WHAT TO WORK ON: Return all lines below containing the word "determină".

EXCERPTED DATA:
* * *

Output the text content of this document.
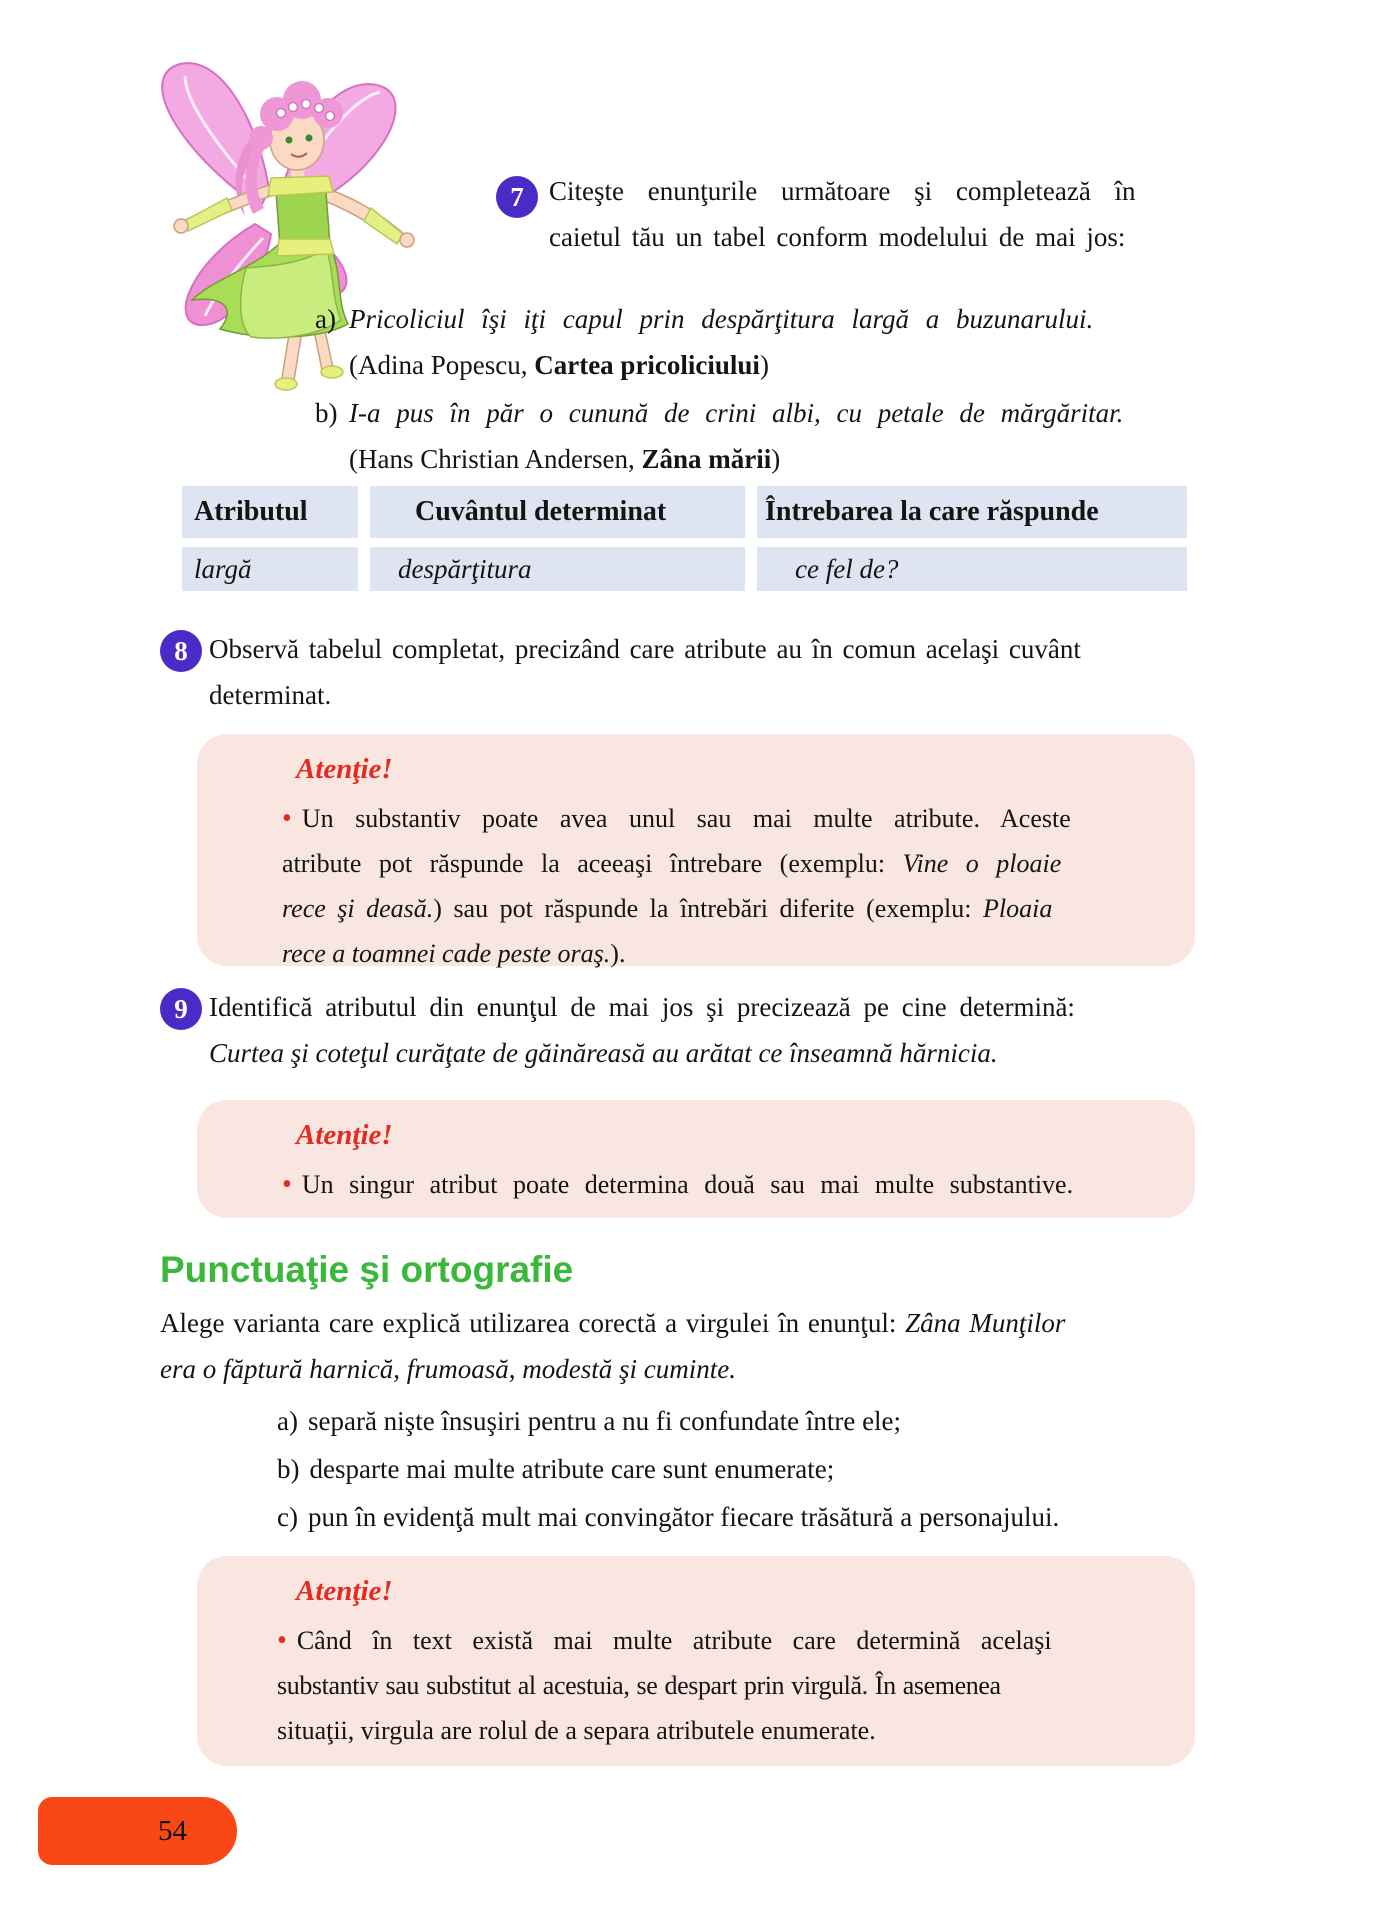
7 Citeşte enunţurile următoare şi completează în
caietul tău un tabel conform modelului de mai jos:
a) Pricoliciul îşi iţi capul prin despărţitura largă a buzunarului.
(Adina Popescu, Cartea pricoliciului)
b) I-a pus în păr o cunună de crini albi, cu petale de mărgăritar.
(Hans Christian Andersen, Zâna mării)
Atributul	Cuvântul determinat	Întrebarea la care răspunde
largă	despărţitura	ce fel de?
8 Observă tabelul completat, precizând care atribute au în comun acelaşi cuvânt
determinat.
Atenţie!
• Un substantiv poate avea unul sau mai multe atribute. Aceste
atribute pot răspunde la aceeaşi întrebare (exemplu: Vine o ploaie
rece şi deasă.) sau pot răspunde la întrebări diferite (exemplu: Ploaia
rece a toamnei cade peste oraş.).
9 Identifică atributul din enunţul de mai jos şi precizează pe cine determină:
Curtea şi coteţul curăţate de găinăreasă au arătat ce înseamnă hărnicia.
Atenţie!
• Un singur atribut poate determina două sau mai multe substantive.
Punctuaţie şi ortografie
Alege varianta care explică utilizarea corectă a virgulei în enunţul: Zâna Munţilor
era o făptură harnică, frumoasă, modestă şi cuminte.
a) separă nişte însuşiri pentru a nu fi confundate între ele;
b) desparte mai multe atribute care sunt enumerate;
c) pun în evidenţă mult mai convingător fiecare trăsătură a personajului.
Atenţie!
• Când în text există mai multe atribute care determină acelaşi
substantiv sau substitut al acestuia, se despart prin virgulă. În asemenea
situaţii, virgula are rolul de a separa atributele enumerate.
54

* * *

THE OUTPUT:
9 Identifică atributul din enunţul de mai jos şi precizează pe cine determină:
• Când în text există mai multe atribute care determină acelaşi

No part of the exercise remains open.